-- WRITTEN EXERCISE --
Set down every entry word for word. Omit the pictures.

-- Begin --

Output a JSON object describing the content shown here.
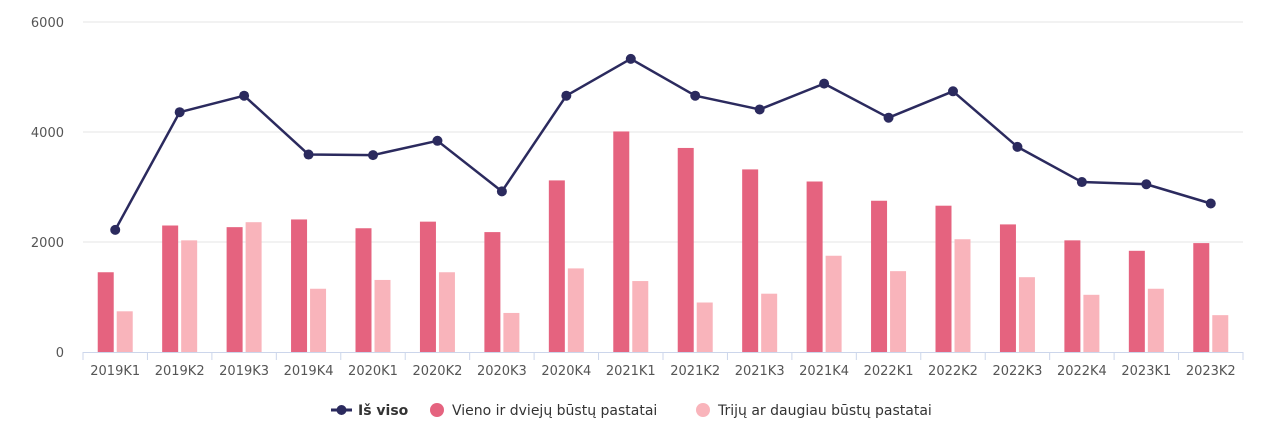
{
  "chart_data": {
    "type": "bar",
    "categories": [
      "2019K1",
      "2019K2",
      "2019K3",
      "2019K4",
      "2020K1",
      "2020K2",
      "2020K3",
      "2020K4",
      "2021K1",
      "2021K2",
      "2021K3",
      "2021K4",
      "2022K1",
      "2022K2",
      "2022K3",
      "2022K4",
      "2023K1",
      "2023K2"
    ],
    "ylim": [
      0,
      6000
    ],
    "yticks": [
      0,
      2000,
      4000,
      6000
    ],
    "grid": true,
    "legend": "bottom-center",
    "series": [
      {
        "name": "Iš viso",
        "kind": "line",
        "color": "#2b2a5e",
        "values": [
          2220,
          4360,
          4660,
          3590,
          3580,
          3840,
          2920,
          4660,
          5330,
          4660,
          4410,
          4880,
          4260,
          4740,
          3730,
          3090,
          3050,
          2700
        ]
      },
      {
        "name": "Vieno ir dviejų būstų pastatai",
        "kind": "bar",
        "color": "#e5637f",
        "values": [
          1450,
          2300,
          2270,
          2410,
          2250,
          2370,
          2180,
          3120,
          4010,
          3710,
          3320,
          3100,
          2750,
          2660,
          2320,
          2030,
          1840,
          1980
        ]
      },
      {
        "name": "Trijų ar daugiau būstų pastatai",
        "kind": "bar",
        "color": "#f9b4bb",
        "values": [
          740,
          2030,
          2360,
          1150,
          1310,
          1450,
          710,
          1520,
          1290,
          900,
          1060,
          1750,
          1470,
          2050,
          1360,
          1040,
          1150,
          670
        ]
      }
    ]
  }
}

-- End --

-- RESULT OF THE EXERCISE --
Output a JSON object describing the content shown here.
{
  "chart_data": {
    "type": "bar",
    "categories": [
      "2019K1",
      "2019K2",
      "2019K3",
      "2019K4",
      "2020K1",
      "2020K2",
      "2020K3",
      "2020K4",
      "2021K1",
      "2021K2",
      "2021K3",
      "2021K4",
      "2022K1",
      "2022K2",
      "2022K3",
      "2022K4",
      "2023K1",
      "2023K2"
    ],
    "ylim": [
      0,
      6000
    ],
    "yticks": [
      0,
      2000,
      4000,
      6000
    ],
    "grid": true,
    "legend": "bottom-center",
    "series": [
      {
        "name": "Iš viso",
        "kind": "line",
        "color": "#2b2a5e",
        "values": [
          2220,
          4360,
          4660,
          3590,
          3580,
          3840,
          2920,
          4660,
          5330,
          4660,
          4410,
          4880,
          4260,
          4740,
          3730,
          3090,
          3050,
          2700
        ]
      },
      {
        "name": "Vieno ir dviejų būstų pastatai",
        "kind": "bar",
        "color": "#e5637f",
        "values": [
          1450,
          2300,
          2270,
          2410,
          2250,
          2370,
          2180,
          3120,
          4010,
          3710,
          3320,
          3100,
          2750,
          2660,
          2320,
          2030,
          1840,
          1980
        ]
      },
      {
        "name": "Trijų ar daugiau būstų pastatai",
        "kind": "bar",
        "color": "#f9b4bb",
        "values": [
          740,
          2030,
          2360,
          1150,
          1310,
          1450,
          710,
          1520,
          1290,
          900,
          1060,
          1750,
          1470,
          2050,
          1360,
          1040,
          1150,
          670
        ]
      }
    ]
  }
}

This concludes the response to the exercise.